### What the task asks
Starting at the first line, copy the data below through to the end, exactly.

### Available data
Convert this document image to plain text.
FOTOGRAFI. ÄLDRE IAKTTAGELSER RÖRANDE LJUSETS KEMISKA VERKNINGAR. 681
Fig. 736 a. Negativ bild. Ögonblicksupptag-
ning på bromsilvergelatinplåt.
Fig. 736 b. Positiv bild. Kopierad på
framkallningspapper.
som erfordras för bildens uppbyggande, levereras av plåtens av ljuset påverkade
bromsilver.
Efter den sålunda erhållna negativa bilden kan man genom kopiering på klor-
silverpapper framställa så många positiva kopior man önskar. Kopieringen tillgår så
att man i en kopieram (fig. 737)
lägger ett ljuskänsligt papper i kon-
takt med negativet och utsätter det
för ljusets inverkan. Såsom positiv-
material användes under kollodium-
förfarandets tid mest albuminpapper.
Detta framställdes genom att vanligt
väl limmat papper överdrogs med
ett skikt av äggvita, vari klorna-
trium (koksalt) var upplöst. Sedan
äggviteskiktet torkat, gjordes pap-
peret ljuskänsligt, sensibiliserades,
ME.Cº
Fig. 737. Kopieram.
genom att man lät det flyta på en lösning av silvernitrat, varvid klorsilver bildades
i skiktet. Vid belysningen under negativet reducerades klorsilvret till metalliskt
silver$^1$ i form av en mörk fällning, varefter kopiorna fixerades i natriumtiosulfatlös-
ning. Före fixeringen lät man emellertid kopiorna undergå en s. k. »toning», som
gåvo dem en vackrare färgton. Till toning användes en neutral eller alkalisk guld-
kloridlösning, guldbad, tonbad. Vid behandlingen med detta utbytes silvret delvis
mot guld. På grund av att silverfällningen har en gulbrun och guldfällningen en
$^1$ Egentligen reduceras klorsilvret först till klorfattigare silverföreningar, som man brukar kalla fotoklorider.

### Task answer
Convert this document image to plain text.
FOTOGRAFI. ÄLDRE IAKTTAGELSER RÖRANDE LJUSETS KEMISKA VERKNINGAR. 681
Fig. 736 a. Negativ bild. Ögonblicksupptag-
ning på bromsilvergelatinplåt.
Fig. 736 b. Positiv bild. Kopierad på
framkallningspapper.
som erfordras för bildens uppbyggande, levereras av plåtens av ljuset påverkade
bromsilver.
Efter den sålunda erhållna negativa bilden kan man genom kopiering på klor-
silverpapper framställa så många positiva kopior man önskar. Kopieringen tillgår så
att man i en kopieram (fig. 737)
lägger ett ljuskänsligt papper i kon-
takt med negativet och utsätter det
för ljusets inverkan. Såsom positiv-
material användes under kollodium-
förfarandets tid mest albuminpapper.
Detta framställdes genom att vanligt
väl limmat papper överdrogs med
ett skikt av äggvita, vari klorna-
trium (koksalt) var upplöst. Sedan
äggviteskiktet torkat, gjordes pap-
peret ljuskänsligt, sensibiliserades,
ME.Cº
Fig. 737. Kopieram.
genom att man lät det flyta på en lösning av silvernitrat, varvid klorsilver bildades
i skiktet. Vid belysningen under negativet reducerades klorsilvret till metalliskt
silver$^1$ i form av en mörk fällning, varefter kopiorna fixerades i natriumtiosulfatlös-
ning. Före fixeringen lät man emellertid kopiorna undergå en s. k. »toning», som
gåvo dem en vackrare färgton. Till toning användes en neutral eller alkalisk guld-
kloridlösning, guldbad, tonbad. Vid behandlingen med detta utbytes silvret delvis
mot guld. På grund av att silverfällningen har en gulbrun och guldfällningen en
$^1$ Egentligen reduceras klorsilvret först till klorfattigare silverföreningar, som man brukar kalla fotoklorider.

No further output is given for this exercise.